__INPUT DATA__:
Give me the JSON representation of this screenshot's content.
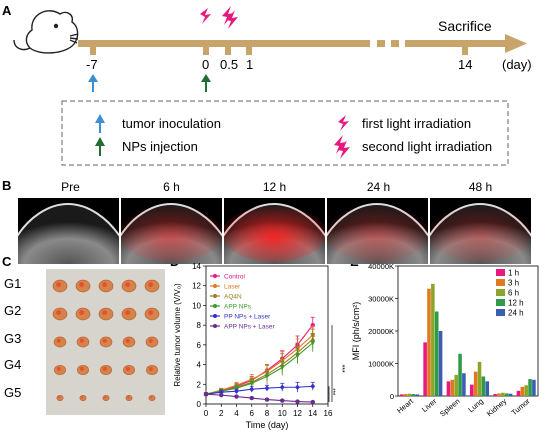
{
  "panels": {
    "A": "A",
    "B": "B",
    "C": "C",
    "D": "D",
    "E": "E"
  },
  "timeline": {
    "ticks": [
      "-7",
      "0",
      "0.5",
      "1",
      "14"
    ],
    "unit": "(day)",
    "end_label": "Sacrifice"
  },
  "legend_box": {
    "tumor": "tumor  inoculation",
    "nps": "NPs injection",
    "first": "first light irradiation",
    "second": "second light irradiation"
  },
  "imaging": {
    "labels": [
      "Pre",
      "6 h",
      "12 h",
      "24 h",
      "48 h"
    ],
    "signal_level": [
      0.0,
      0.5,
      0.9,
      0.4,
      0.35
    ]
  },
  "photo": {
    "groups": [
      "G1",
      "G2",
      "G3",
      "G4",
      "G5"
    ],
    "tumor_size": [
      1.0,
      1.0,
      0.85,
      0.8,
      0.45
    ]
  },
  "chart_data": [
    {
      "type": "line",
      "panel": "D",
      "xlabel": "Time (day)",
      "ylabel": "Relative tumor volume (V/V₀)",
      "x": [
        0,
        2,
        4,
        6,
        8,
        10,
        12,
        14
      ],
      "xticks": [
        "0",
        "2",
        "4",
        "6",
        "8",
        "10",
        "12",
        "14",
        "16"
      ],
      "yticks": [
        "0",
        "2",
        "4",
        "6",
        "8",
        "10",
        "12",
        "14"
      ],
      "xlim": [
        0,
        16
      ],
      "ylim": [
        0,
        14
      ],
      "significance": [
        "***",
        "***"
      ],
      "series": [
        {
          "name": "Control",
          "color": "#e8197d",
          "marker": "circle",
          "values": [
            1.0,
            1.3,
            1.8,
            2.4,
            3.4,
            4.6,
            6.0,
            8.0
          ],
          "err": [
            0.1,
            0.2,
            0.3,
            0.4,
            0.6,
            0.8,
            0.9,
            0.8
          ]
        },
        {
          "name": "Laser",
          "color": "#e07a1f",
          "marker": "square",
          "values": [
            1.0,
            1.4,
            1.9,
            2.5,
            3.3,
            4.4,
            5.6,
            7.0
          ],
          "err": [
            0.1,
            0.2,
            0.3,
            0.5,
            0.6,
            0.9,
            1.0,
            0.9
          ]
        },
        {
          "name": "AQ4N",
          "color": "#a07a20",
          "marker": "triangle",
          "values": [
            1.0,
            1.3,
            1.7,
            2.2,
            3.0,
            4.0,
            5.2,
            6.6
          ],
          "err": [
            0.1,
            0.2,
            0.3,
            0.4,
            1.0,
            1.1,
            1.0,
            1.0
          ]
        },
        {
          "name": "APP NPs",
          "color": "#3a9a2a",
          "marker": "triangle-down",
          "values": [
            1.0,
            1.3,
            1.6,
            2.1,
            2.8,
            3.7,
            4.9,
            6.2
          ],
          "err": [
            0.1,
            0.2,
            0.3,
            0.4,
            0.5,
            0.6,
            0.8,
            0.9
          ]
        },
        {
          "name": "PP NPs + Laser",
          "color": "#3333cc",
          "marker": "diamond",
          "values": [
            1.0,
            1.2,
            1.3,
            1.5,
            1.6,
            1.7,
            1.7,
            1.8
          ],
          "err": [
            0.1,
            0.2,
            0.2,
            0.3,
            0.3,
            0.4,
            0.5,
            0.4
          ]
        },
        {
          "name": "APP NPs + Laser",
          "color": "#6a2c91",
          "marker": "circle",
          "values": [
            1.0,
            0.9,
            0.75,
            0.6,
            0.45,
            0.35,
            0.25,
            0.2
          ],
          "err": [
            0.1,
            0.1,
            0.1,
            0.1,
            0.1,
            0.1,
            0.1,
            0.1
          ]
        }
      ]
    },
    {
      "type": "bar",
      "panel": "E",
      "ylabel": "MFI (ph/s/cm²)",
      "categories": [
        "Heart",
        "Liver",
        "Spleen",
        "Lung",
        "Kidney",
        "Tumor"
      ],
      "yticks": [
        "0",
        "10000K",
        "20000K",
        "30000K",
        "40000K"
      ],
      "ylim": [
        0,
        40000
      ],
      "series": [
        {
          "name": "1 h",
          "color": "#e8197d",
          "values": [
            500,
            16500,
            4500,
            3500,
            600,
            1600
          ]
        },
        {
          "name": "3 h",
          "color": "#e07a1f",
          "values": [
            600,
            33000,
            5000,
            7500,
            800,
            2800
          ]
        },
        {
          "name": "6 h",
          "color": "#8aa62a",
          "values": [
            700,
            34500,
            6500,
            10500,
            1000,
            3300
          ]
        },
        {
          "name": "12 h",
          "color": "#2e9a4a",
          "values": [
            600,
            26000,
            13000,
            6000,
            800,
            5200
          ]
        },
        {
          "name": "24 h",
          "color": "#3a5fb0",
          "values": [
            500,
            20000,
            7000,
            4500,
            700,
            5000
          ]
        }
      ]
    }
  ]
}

__EXERCISE REQUIREMENTS__: Nothing in the entries above should change when they are printed again, except that the pictures are dropped.

__WORKED SOLUTION__:
Give me the JSON representation of this screenshot's content.
{
  "panels": {
    "A": "A",
    "B": "B",
    "C": "C",
    "D": "D",
    "E": "E"
  },
  "timeline": {
    "ticks": [
      "-7",
      "0",
      "0.5",
      "1",
      "14"
    ],
    "unit": "(day)",
    "end_label": "Sacrifice"
  },
  "legend_box": {
    "tumor": "tumor  inoculation",
    "nps": "NPs injection",
    "first": "first light irradiation",
    "second": "second light irradiation"
  },
  "imaging": {
    "labels": [
      "Pre",
      "6 h",
      "12 h",
      "24 h",
      "48 h"
    ],
    "signal_level": [
      0.0,
      0.5,
      0.9,
      0.4,
      0.35
    ]
  },
  "photo": {
    "groups": [
      "G1",
      "G2",
      "G3",
      "G4",
      "G5"
    ],
    "tumor_size": [
      1.0,
      1.0,
      0.85,
      0.8,
      0.45
    ]
  },
  "chart_data": [
    {
      "type": "line",
      "panel": "D",
      "xlabel": "Time (day)",
      "ylabel": "Relative tumor volume (V/V₀)",
      "x": [
        0,
        2,
        4,
        6,
        8,
        10,
        12,
        14
      ],
      "xticks": [
        "0",
        "2",
        "4",
        "6",
        "8",
        "10",
        "12",
        "14",
        "16"
      ],
      "yticks": [
        "0",
        "2",
        "4",
        "6",
        "8",
        "10",
        "12",
        "14"
      ],
      "xlim": [
        0,
        16
      ],
      "ylim": [
        0,
        14
      ],
      "significance": [
        "***",
        "***"
      ],
      "series": [
        {
          "name": "Control",
          "color": "#e8197d",
          "marker": "circle",
          "values": [
            1.0,
            1.3,
            1.8,
            2.4,
            3.4,
            4.6,
            6.0,
            8.0
          ],
          "err": [
            0.1,
            0.2,
            0.3,
            0.4,
            0.6,
            0.8,
            0.9,
            0.8
          ]
        },
        {
          "name": "Laser",
          "color": "#e07a1f",
          "marker": "square",
          "values": [
            1.0,
            1.4,
            1.9,
            2.5,
            3.3,
            4.4,
            5.6,
            7.0
          ],
          "err": [
            0.1,
            0.2,
            0.3,
            0.5,
            0.6,
            0.9,
            1.0,
            0.9
          ]
        },
        {
          "name": "AQ4N",
          "color": "#a07a20",
          "marker": "triangle",
          "values": [
            1.0,
            1.3,
            1.7,
            2.2,
            3.0,
            4.0,
            5.2,
            6.6
          ],
          "err": [
            0.1,
            0.2,
            0.3,
            0.4,
            1.0,
            1.1,
            1.0,
            1.0
          ]
        },
        {
          "name": "APP NPs",
          "color": "#3a9a2a",
          "marker": "triangle-down",
          "values": [
            1.0,
            1.3,
            1.6,
            2.1,
            2.8,
            3.7,
            4.9,
            6.2
          ],
          "err": [
            0.1,
            0.2,
            0.3,
            0.4,
            0.5,
            0.6,
            0.8,
            0.9
          ]
        },
        {
          "name": "PP NPs + Laser",
          "color": "#3333cc",
          "marker": "diamond",
          "values": [
            1.0,
            1.2,
            1.3,
            1.5,
            1.6,
            1.7,
            1.7,
            1.8
          ],
          "err": [
            0.1,
            0.2,
            0.2,
            0.3,
            0.3,
            0.4,
            0.5,
            0.4
          ]
        },
        {
          "name": "APP NPs + Laser",
          "color": "#6a2c91",
          "marker": "circle",
          "values": [
            1.0,
            0.9,
            0.75,
            0.6,
            0.45,
            0.35,
            0.25,
            0.2
          ],
          "err": [
            0.1,
            0.1,
            0.1,
            0.1,
            0.1,
            0.1,
            0.1,
            0.1
          ]
        }
      ]
    },
    {
      "type": "bar",
      "panel": "E",
      "ylabel": "MFI (ph/s/cm²)",
      "categories": [
        "Heart",
        "Liver",
        "Spleen",
        "Lung",
        "Kidney",
        "Tumor"
      ],
      "yticks": [
        "0",
        "10000K",
        "20000K",
        "30000K",
        "40000K"
      ],
      "ylim": [
        0,
        40000
      ],
      "series": [
        {
          "name": "1 h",
          "color": "#e8197d",
          "values": [
            500,
            16500,
            4500,
            3500,
            600,
            1600
          ]
        },
        {
          "name": "3 h",
          "color": "#e07a1f",
          "values": [
            600,
            33000,
            5000,
            7500,
            800,
            2800
          ]
        },
        {
          "name": "6 h",
          "color": "#8aa62a",
          "values": [
            700,
            34500,
            6500,
            10500,
            1000,
            3300
          ]
        },
        {
          "name": "12 h",
          "color": "#2e9a4a",
          "values": [
            600,
            26000,
            13000,
            6000,
            800,
            5200
          ]
        },
        {
          "name": "24 h",
          "color": "#3a5fb0",
          "values": [
            500,
            20000,
            7000,
            4500,
            700,
            5000
          ]
        }
      ]
    }
  ]
}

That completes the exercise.